Supplied records:
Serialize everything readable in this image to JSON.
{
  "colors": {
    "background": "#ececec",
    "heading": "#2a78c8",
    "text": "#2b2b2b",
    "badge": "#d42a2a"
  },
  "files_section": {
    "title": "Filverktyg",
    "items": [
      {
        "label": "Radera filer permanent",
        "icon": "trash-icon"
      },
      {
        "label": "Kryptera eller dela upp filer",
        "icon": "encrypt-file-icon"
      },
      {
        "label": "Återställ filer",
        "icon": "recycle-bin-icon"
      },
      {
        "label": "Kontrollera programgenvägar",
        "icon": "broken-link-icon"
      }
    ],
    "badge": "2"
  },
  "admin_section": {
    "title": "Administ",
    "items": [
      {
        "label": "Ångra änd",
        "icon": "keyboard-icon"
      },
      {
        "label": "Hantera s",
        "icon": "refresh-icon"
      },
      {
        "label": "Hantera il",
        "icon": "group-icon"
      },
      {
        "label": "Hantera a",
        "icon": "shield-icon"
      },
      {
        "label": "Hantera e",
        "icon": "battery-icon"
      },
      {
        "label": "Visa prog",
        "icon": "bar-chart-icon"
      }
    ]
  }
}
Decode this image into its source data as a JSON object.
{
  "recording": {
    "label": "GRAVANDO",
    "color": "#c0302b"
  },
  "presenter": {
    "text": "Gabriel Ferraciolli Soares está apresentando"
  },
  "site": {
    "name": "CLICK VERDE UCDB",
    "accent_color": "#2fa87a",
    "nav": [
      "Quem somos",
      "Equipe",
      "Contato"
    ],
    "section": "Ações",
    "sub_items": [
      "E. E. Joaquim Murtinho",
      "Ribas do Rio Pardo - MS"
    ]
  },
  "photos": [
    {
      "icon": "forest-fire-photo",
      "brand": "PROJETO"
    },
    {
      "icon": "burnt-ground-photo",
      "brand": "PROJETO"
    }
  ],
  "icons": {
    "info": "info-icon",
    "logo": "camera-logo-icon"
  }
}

Task description: Say how many lines in the records above hold "this", and give no other text.

Problem solution: 2